According to the Navy, modification No. P00007 directing Eltech to proceed with the design of the "flow through" system was issued after the Government engineers determined such a system offered superior safety, simplicity, generation rate flexibility and ease of operation as compared to the "non-flow through" system. The Navy argues that no cardinal change occurred because investigation showed that the original component/system had numerous deficiencies and was not suited for shipboard use, and because the essential type, purpose and function of the system remained unaltered.

As a general rule, our Bid Protest Regulations provide for dismissal of protests involving contract administration matters. 4 C.F.R. Sec. 21.3(m)(1) (1990). However, we consider protests such as Everpure's alleging that modifications to a contract are beyond the scope of the original contract, thus changing the nature of the contract originally awarded, since the work covered by the modification would then be subject to requirements for competition absent a valid sole-source determination. Neal R. Gross & Co., Inc., 69 Comp.Gen. 247 (1990), 90-1 CPD Para. 212. When it is alleged that a contract modification is outside the scope of the original contract, the question is whether the original nature or purpose of the contract is so substantially changed by the modification that the original and modified contract would be essentially different and the field of competition materially changed. See Ion Track Instruments, Inc., B-238893, July 13, 1990, 90-2 CPD Para. 31.

• _Dataset excerpts_

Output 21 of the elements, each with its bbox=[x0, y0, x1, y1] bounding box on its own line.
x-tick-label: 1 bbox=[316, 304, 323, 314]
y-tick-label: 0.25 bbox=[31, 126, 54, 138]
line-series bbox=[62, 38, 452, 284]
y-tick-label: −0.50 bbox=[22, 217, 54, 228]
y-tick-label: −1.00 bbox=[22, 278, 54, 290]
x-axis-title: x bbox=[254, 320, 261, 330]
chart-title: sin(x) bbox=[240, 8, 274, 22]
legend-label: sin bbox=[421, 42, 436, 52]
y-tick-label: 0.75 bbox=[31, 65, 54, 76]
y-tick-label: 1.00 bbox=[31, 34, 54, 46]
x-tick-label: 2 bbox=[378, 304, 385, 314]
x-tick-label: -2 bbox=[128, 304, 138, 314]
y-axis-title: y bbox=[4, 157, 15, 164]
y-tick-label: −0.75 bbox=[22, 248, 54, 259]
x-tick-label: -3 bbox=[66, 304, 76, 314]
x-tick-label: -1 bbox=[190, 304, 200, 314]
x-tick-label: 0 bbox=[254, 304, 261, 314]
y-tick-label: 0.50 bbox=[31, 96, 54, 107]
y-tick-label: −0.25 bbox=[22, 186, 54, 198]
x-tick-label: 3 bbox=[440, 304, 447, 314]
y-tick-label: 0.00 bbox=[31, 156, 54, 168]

• _Required work_
**1)** In the contract modification passage, what did modification No. P00007 direct Eltech to do?
**2)** Extend the contract modification passage, beginning right after its final sentence.
The items have no connection to the contract modification passage.

• _Task results_
**1)** To proceed with the design of the "flow through" system.

**2)**
It is clear from the record that the overall purpose and nature of the original contract-- to procure the design of an ECG system to be used for disinfecting potable water aboard Navy surface ships-- has not substantially changed. While it may be that this change could be considered cardinal if this were a procurement for production quantities, this is a more flexible research and development contract where changes in requirements or approaches are to be expected because the government's requirements are indefinite. See American Air Filter Co.-- DLA Recon., 57 Comp.Gen. 567 (1978), 78-1 CPD Para. 443. Some changes to research and development contracts may also be considered cardinal. Here all parties acknowledge that both the "non-flow through" system and the "flow through" system are ECG systems. The change to a "flow through" system at no increase in cost does not represent a change in the agency's basic requirement for an ECG system suitable for shipboard use, but rather reflects a better way safer, simpler, with generation rate flexibility to meet that requirement. See Rolm Corp., B-218949, Aug. 22, 1985, 85-2 CPD Para. 212.

Everpure, in its comments on the agency report, hypothecates that the field of competition would have differed if the "flow through" technology had been permitted. However, on this record, we are not persuaded that this is the case, since this contract had the limited objective of designing a customized system for shipboard use and the system involves application of the ECG technology.

Everpure also argues that the potential problems Eltech found with the "non-flow through" system should be no revelation. However, there is no evidence that the Navy should reasonably have been cognizant that these problems should necessitate a modification to allow for a "flow through" ECG system on this research and development contract for the sophisticated application of this technology to the design of a compact system for shipboard use.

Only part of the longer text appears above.